Records provided:
****************

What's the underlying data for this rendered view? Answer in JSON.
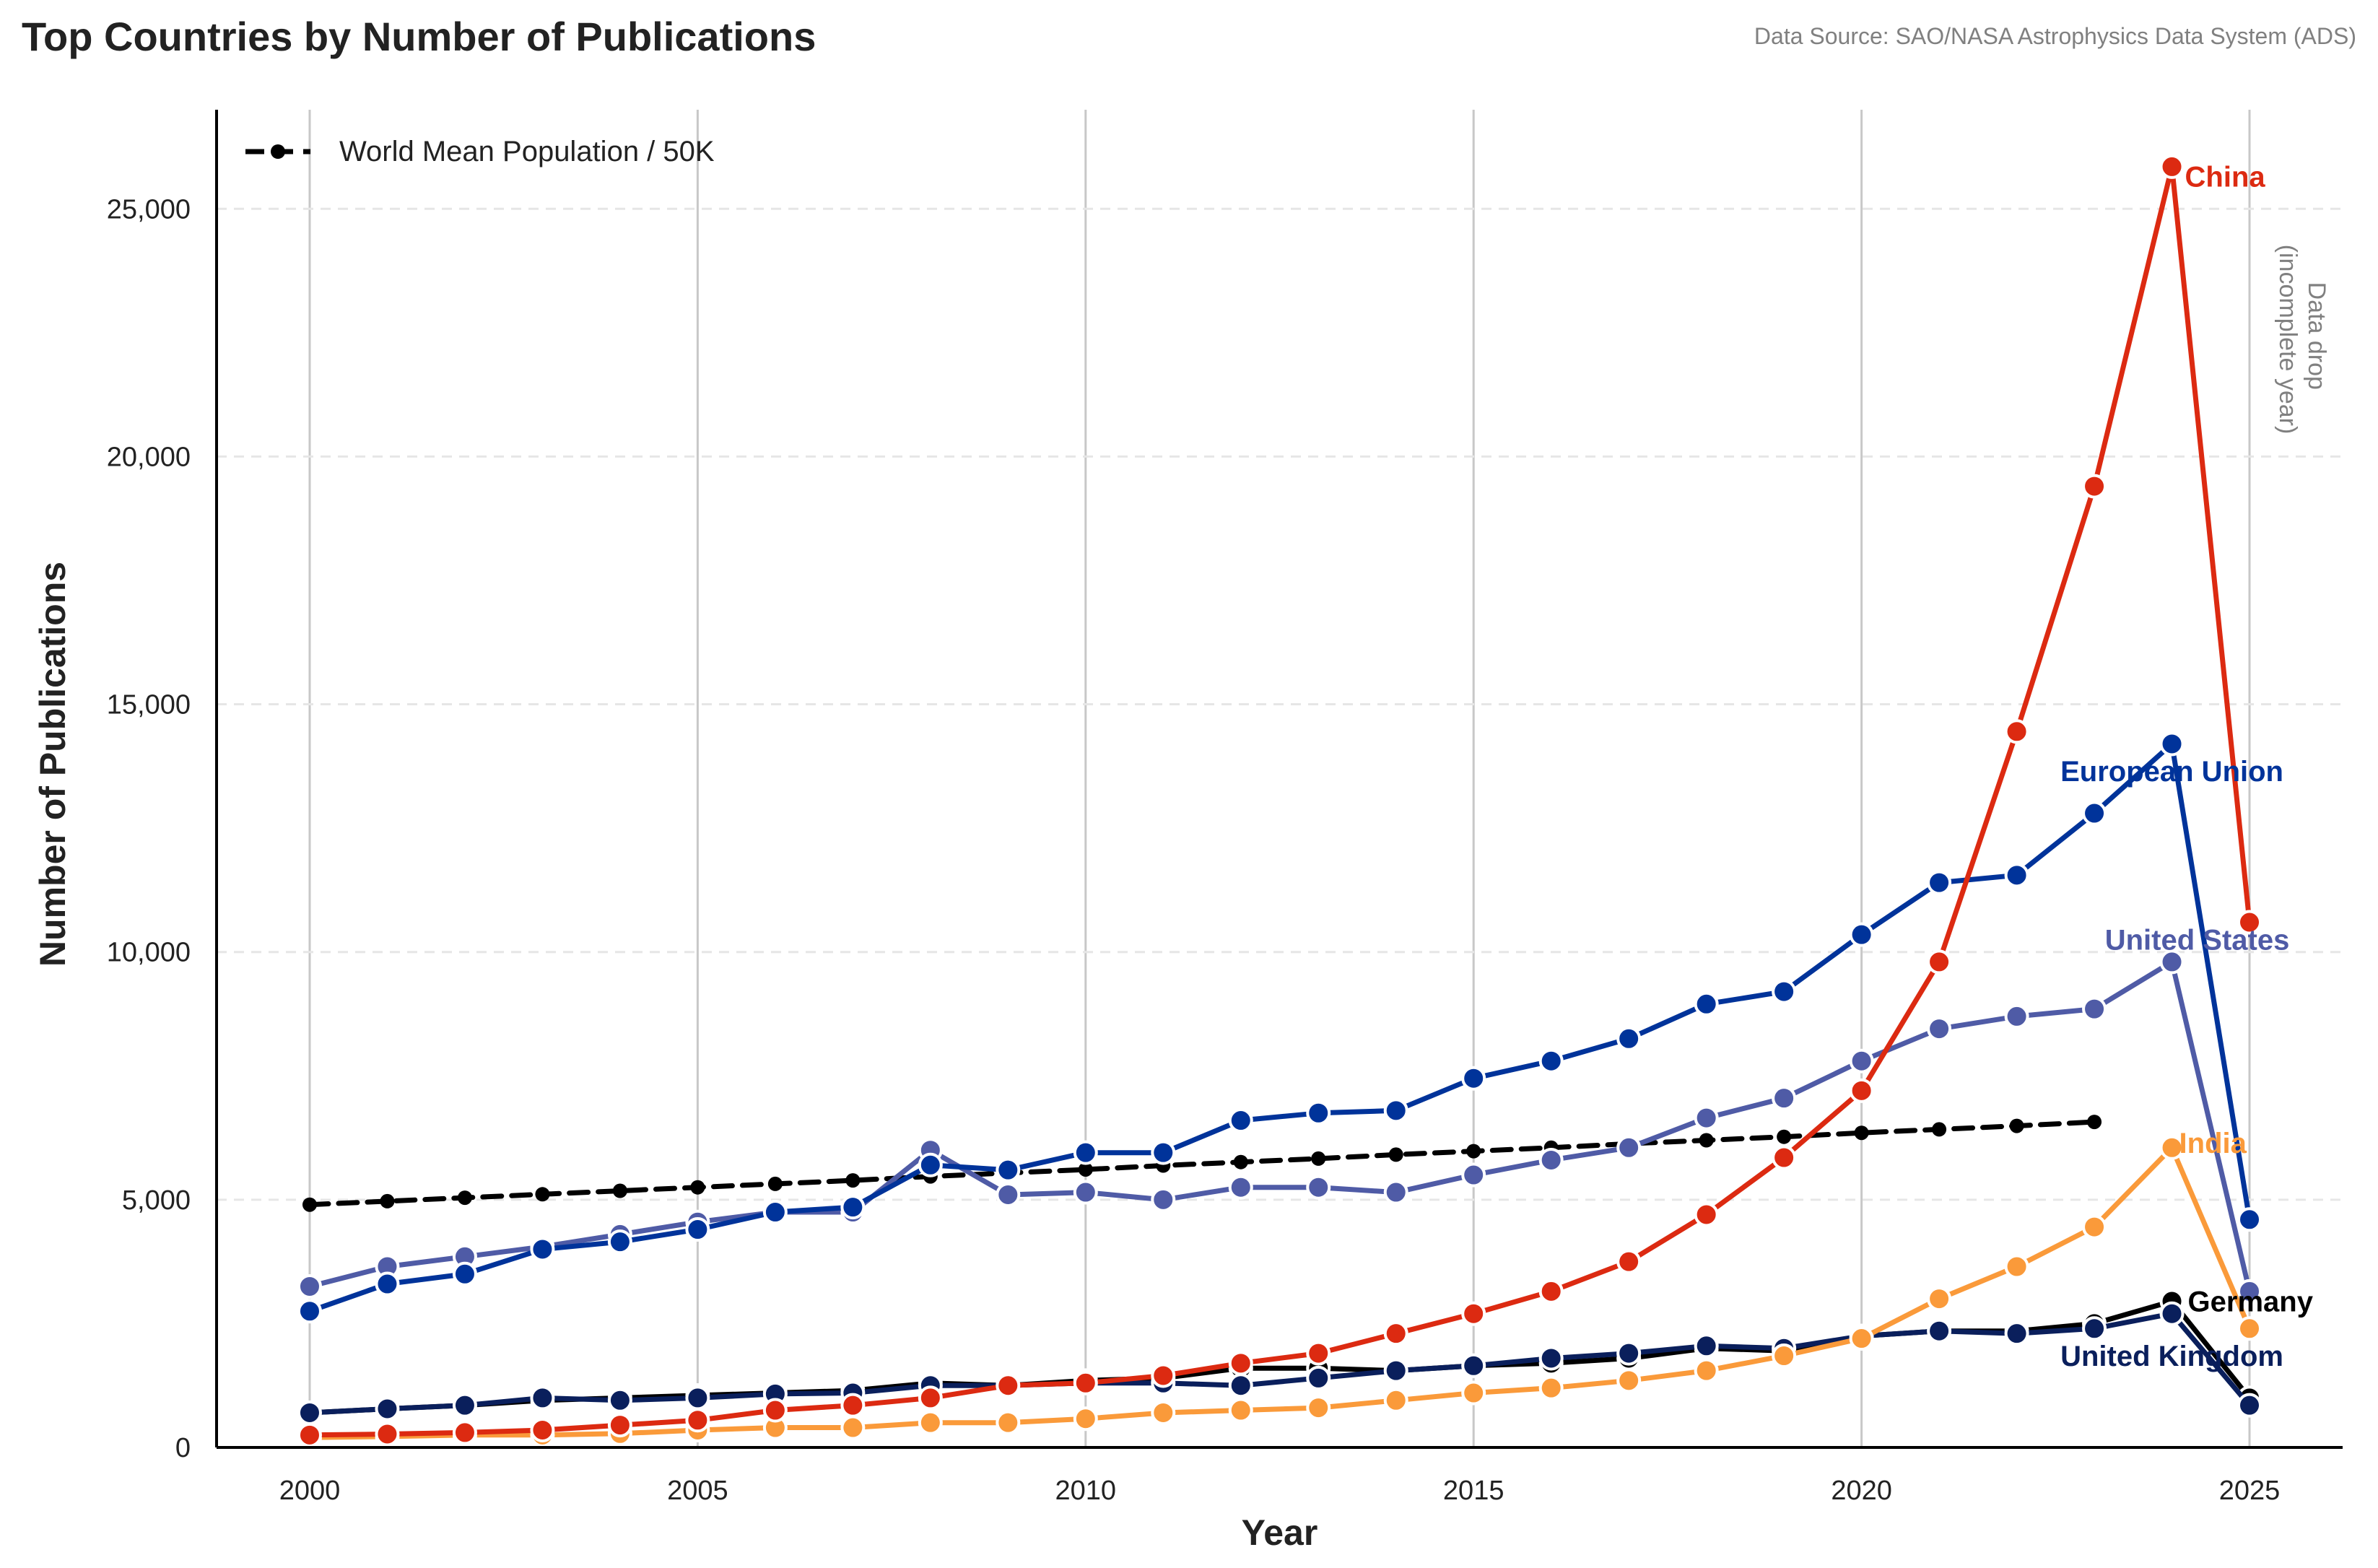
{
  "header": {
    "title": "Top Countries by Number of Publications",
    "source": "Data Source: SAO/NASA Astrophysics Data System (ADS)"
  },
  "annotation": {
    "line1": "Data drop",
    "line2": "(incomplete year)"
  },
  "chart_data": {
    "type": "line",
    "xlabel": "Year",
    "ylabel": "Number of Publications",
    "xlim": [
      1998.8,
      2026.2
    ],
    "ylim": [
      0,
      27000
    ],
    "xticks": [
      2000,
      2005,
      2010,
      2015,
      2020,
      2025
    ],
    "xtick_labels": [
      "2000",
      "2005",
      "2010",
      "2015",
      "2020",
      "2025"
    ],
    "yticks": [
      0,
      5000,
      10000,
      15000,
      20000,
      25000
    ],
    "ytick_labels": [
      "0",
      "5,000",
      "10,000",
      "15,000",
      "20,000",
      "25,000"
    ],
    "grid": "vertical solid at x ticks, horizontal dashed at y ticks",
    "legend": {
      "placement": "top-left",
      "entries": [
        "World Mean Population / 50K"
      ]
    },
    "series": [
      {
        "name": "World Mean Population / 50K",
        "style": "dashed",
        "color": "#000000",
        "x": [
          2000,
          2001,
          2002,
          2003,
          2004,
          2005,
          2006,
          2007,
          2008,
          2009,
          2010,
          2011,
          2012,
          2013,
          2014,
          2015,
          2016,
          2017,
          2018,
          2019,
          2020,
          2021,
          2022,
          2023
        ],
        "values": [
          4900,
          4970,
          5040,
          5110,
          5180,
          5250,
          5320,
          5390,
          5470,
          5540,
          5610,
          5690,
          5760,
          5830,
          5910,
          5980,
          6050,
          6130,
          6200,
          6270,
          6350,
          6420,
          6490,
          6570
        ]
      },
      {
        "name": "United States",
        "color": "#4f5ba6",
        "label": {
          "text": "United States",
          "year": 2024,
          "value": 10250,
          "anchor": "middle",
          "dx": 35
        },
        "x": [
          2000,
          2001,
          2002,
          2003,
          2004,
          2005,
          2006,
          2007,
          2008,
          2009,
          2010,
          2011,
          2012,
          2013,
          2014,
          2015,
          2016,
          2017,
          2018,
          2019,
          2020,
          2021,
          2022,
          2023,
          2024,
          2025
        ],
        "values": [
          3250,
          3650,
          3850,
          4050,
          4300,
          4550,
          4750,
          4750,
          6000,
          5100,
          5150,
          5000,
          5250,
          5250,
          5150,
          5500,
          5800,
          6050,
          6650,
          7050,
          7800,
          8450,
          8700,
          8850,
          9800,
          3150
        ]
      },
      {
        "name": "European Union",
        "color": "#00339a",
        "label": {
          "text": "European Union",
          "year": 2024,
          "value": 13650,
          "anchor": "middle",
          "dx": 0
        },
        "x": [
          2000,
          2001,
          2002,
          2003,
          2004,
          2005,
          2006,
          2007,
          2008,
          2009,
          2010,
          2011,
          2012,
          2013,
          2014,
          2015,
          2016,
          2017,
          2018,
          2019,
          2020,
          2021,
          2022,
          2023,
          2024,
          2025
        ],
        "values": [
          2750,
          3300,
          3500,
          4000,
          4150,
          4400,
          4750,
          4850,
          5700,
          5600,
          5950,
          5950,
          6600,
          6750,
          6800,
          7450,
          7800,
          8250,
          8950,
          9200,
          10350,
          11400,
          11550,
          12800,
          14200,
          4600
        ]
      },
      {
        "name": "Germany",
        "color": "#000000",
        "label": {
          "text": "Germany",
          "year": 2024,
          "value": 2950,
          "anchor": "start",
          "dx": 22
        },
        "x": [
          2000,
          2001,
          2002,
          2003,
          2004,
          2005,
          2006,
          2007,
          2008,
          2009,
          2010,
          2011,
          2012,
          2013,
          2014,
          2015,
          2016,
          2017,
          2018,
          2019,
          2020,
          2021,
          2022,
          2023,
          2024,
          2025
        ],
        "values": [
          700,
          780,
          850,
          950,
          1000,
          1050,
          1100,
          1150,
          1300,
          1250,
          1350,
          1400,
          1600,
          1600,
          1550,
          1650,
          1700,
          1800,
          2000,
          1950,
          2250,
          2350,
          2350,
          2500,
          2950,
          1000
        ]
      },
      {
        "name": "United Kingdom",
        "color": "#0a1f5c",
        "label": {
          "text": "United Kingdom",
          "year": 2024,
          "value": 1850,
          "anchor": "middle",
          "dx": 0
        },
        "x": [
          2000,
          2001,
          2002,
          2003,
          2004,
          2005,
          2006,
          2007,
          2008,
          2009,
          2010,
          2011,
          2012,
          2013,
          2014,
          2015,
          2016,
          2017,
          2018,
          2019,
          2020,
          2021,
          2022,
          2023,
          2024,
          2025
        ],
        "values": [
          700,
          780,
          850,
          1000,
          950,
          1000,
          1080,
          1100,
          1250,
          1250,
          1300,
          1300,
          1250,
          1400,
          1550,
          1650,
          1800,
          1900,
          2050,
          2000,
          2250,
          2350,
          2300,
          2400,
          2700,
          850
        ]
      },
      {
        "name": "India",
        "color": "#fa9a3a",
        "label": {
          "text": "India",
          "year": 2024,
          "value": 6150,
          "anchor": "start",
          "dx": 10
        },
        "x": [
          2000,
          2001,
          2002,
          2003,
          2004,
          2005,
          2006,
          2007,
          2008,
          2009,
          2010,
          2011,
          2012,
          2013,
          2014,
          2015,
          2016,
          2017,
          2018,
          2019,
          2020,
          2021,
          2022,
          2023,
          2024,
          2025
        ],
        "values": [
          200,
          220,
          250,
          250,
          280,
          350,
          400,
          400,
          500,
          500,
          580,
          700,
          750,
          800,
          950,
          1100,
          1200,
          1350,
          1550,
          1850,
          2200,
          3000,
          3650,
          4450,
          6050,
          2400
        ]
      },
      {
        "name": "China",
        "color": "#dc2a11",
        "label": {
          "text": "China",
          "year": 2024,
          "value": 25650,
          "anchor": "start",
          "dx": 18
        },
        "x": [
          2000,
          2001,
          2002,
          2003,
          2004,
          2005,
          2006,
          2007,
          2008,
          2009,
          2010,
          2011,
          2012,
          2013,
          2014,
          2015,
          2016,
          2017,
          2018,
          2019,
          2020,
          2021,
          2022,
          2023,
          2024,
          2025
        ],
        "values": [
          250,
          270,
          300,
          350,
          450,
          550,
          750,
          850,
          1000,
          1250,
          1300,
          1450,
          1700,
          1900,
          2300,
          2700,
          3150,
          3750,
          4700,
          5850,
          7200,
          9800,
          14450,
          19400,
          25850,
          10600
        ]
      }
    ]
  }
}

****************

Set task: Exclude all images and restate the records above word for word.

Output for this exercise:
What's the underlying data for this rendered view? Answer in JSON.
{
  "header": {
    "title": "Top Countries by Number of Publications",
    "source": "Data Source: SAO/NASA Astrophysics Data System (ADS)"
  },
  "annotation": {
    "line1": "Data drop",
    "line2": "(incomplete year)"
  },
  "chart_data": {
    "type": "line",
    "xlabel": "Year",
    "ylabel": "Number of Publications",
    "xlim": [
      1998.8,
      2026.2
    ],
    "ylim": [
      0,
      27000
    ],
    "xticks": [
      2000,
      2005,
      2010,
      2015,
      2020,
      2025
    ],
    "xtick_labels": [
      "2000",
      "2005",
      "2010",
      "2015",
      "2020",
      "2025"
    ],
    "yticks": [
      0,
      5000,
      10000,
      15000,
      20000,
      25000
    ],
    "ytick_labels": [
      "0",
      "5,000",
      "10,000",
      "15,000",
      "20,000",
      "25,000"
    ],
    "grid": "vertical solid at x ticks, horizontal dashed at y ticks",
    "legend": {
      "placement": "top-left",
      "entries": [
        "World Mean Population / 50K"
      ]
    },
    "series": [
      {
        "name": "World Mean Population / 50K",
        "style": "dashed",
        "color": "#000000",
        "x": [
          2000,
          2001,
          2002,
          2003,
          2004,
          2005,
          2006,
          2007,
          2008,
          2009,
          2010,
          2011,
          2012,
          2013,
          2014,
          2015,
          2016,
          2017,
          2018,
          2019,
          2020,
          2021,
          2022,
          2023
        ],
        "values": [
          4900,
          4970,
          5040,
          5110,
          5180,
          5250,
          5320,
          5390,
          5470,
          5540,
          5610,
          5690,
          5760,
          5830,
          5910,
          5980,
          6050,
          6130,
          6200,
          6270,
          6350,
          6420,
          6490,
          6570
        ]
      },
      {
        "name": "United States",
        "color": "#4f5ba6",
        "label": {
          "text": "United States",
          "year": 2024,
          "value": 10250,
          "anchor": "middle",
          "dx": 35
        },
        "x": [
          2000,
          2001,
          2002,
          2003,
          2004,
          2005,
          2006,
          2007,
          2008,
          2009,
          2010,
          2011,
          2012,
          2013,
          2014,
          2015,
          2016,
          2017,
          2018,
          2019,
          2020,
          2021,
          2022,
          2023,
          2024,
          2025
        ],
        "values": [
          3250,
          3650,
          3850,
          4050,
          4300,
          4550,
          4750,
          4750,
          6000,
          5100,
          5150,
          5000,
          5250,
          5250,
          5150,
          5500,
          5800,
          6050,
          6650,
          7050,
          7800,
          8450,
          8700,
          8850,
          9800,
          3150
        ]
      },
      {
        "name": "European Union",
        "color": "#00339a",
        "label": {
          "text": "European Union",
          "year": 2024,
          "value": 13650,
          "anchor": "middle",
          "dx": 0
        },
        "x": [
          2000,
          2001,
          2002,
          2003,
          2004,
          2005,
          2006,
          2007,
          2008,
          2009,
          2010,
          2011,
          2012,
          2013,
          2014,
          2015,
          2016,
          2017,
          2018,
          2019,
          2020,
          2021,
          2022,
          2023,
          2024,
          2025
        ],
        "values": [
          2750,
          3300,
          3500,
          4000,
          4150,
          4400,
          4750,
          4850,
          5700,
          5600,
          5950,
          5950,
          6600,
          6750,
          6800,
          7450,
          7800,
          8250,
          8950,
          9200,
          10350,
          11400,
          11550,
          12800,
          14200,
          4600
        ]
      },
      {
        "name": "Germany",
        "color": "#000000",
        "label": {
          "text": "Germany",
          "year": 2024,
          "value": 2950,
          "anchor": "start",
          "dx": 22
        },
        "x": [
          2000,
          2001,
          2002,
          2003,
          2004,
          2005,
          2006,
          2007,
          2008,
          2009,
          2010,
          2011,
          2012,
          2013,
          2014,
          2015,
          2016,
          2017,
          2018,
          2019,
          2020,
          2021,
          2022,
          2023,
          2024,
          2025
        ],
        "values": [
          700,
          780,
          850,
          950,
          1000,
          1050,
          1100,
          1150,
          1300,
          1250,
          1350,
          1400,
          1600,
          1600,
          1550,
          1650,
          1700,
          1800,
          2000,
          1950,
          2250,
          2350,
          2350,
          2500,
          2950,
          1000
        ]
      },
      {
        "name": "United Kingdom",
        "color": "#0a1f5c",
        "label": {
          "text": "United Kingdom",
          "year": 2024,
          "value": 1850,
          "anchor": "middle",
          "dx": 0
        },
        "x": [
          2000,
          2001,
          2002,
          2003,
          2004,
          2005,
          2006,
          2007,
          2008,
          2009,
          2010,
          2011,
          2012,
          2013,
          2014,
          2015,
          2016,
          2017,
          2018,
          2019,
          2020,
          2021,
          2022,
          2023,
          2024,
          2025
        ],
        "values": [
          700,
          780,
          850,
          1000,
          950,
          1000,
          1080,
          1100,
          1250,
          1250,
          1300,
          1300,
          1250,
          1400,
          1550,
          1650,
          1800,
          1900,
          2050,
          2000,
          2250,
          2350,
          2300,
          2400,
          2700,
          850
        ]
      },
      {
        "name": "India",
        "color": "#fa9a3a",
        "label": {
          "text": "India",
          "year": 2024,
          "value": 6150,
          "anchor": "start",
          "dx": 10
        },
        "x": [
          2000,
          2001,
          2002,
          2003,
          2004,
          2005,
          2006,
          2007,
          2008,
          2009,
          2010,
          2011,
          2012,
          2013,
          2014,
          2015,
          2016,
          2017,
          2018,
          2019,
          2020,
          2021,
          2022,
          2023,
          2024,
          2025
        ],
        "values": [
          200,
          220,
          250,
          250,
          280,
          350,
          400,
          400,
          500,
          500,
          580,
          700,
          750,
          800,
          950,
          1100,
          1200,
          1350,
          1550,
          1850,
          2200,
          3000,
          3650,
          4450,
          6050,
          2400
        ]
      },
      {
        "name": "China",
        "color": "#dc2a11",
        "label": {
          "text": "China",
          "year": 2024,
          "value": 25650,
          "anchor": "start",
          "dx": 18
        },
        "x": [
          2000,
          2001,
          2002,
          2003,
          2004,
          2005,
          2006,
          2007,
          2008,
          2009,
          2010,
          2011,
          2012,
          2013,
          2014,
          2015,
          2016,
          2017,
          2018,
          2019,
          2020,
          2021,
          2022,
          2023,
          2024,
          2025
        ],
        "values": [
          250,
          270,
          300,
          350,
          450,
          550,
          750,
          850,
          1000,
          1250,
          1300,
          1450,
          1700,
          1900,
          2300,
          2700,
          3150,
          3750,
          4700,
          5850,
          7200,
          9800,
          14450,
          19400,
          25850,
          10600
        ]
      }
    ]
  }
}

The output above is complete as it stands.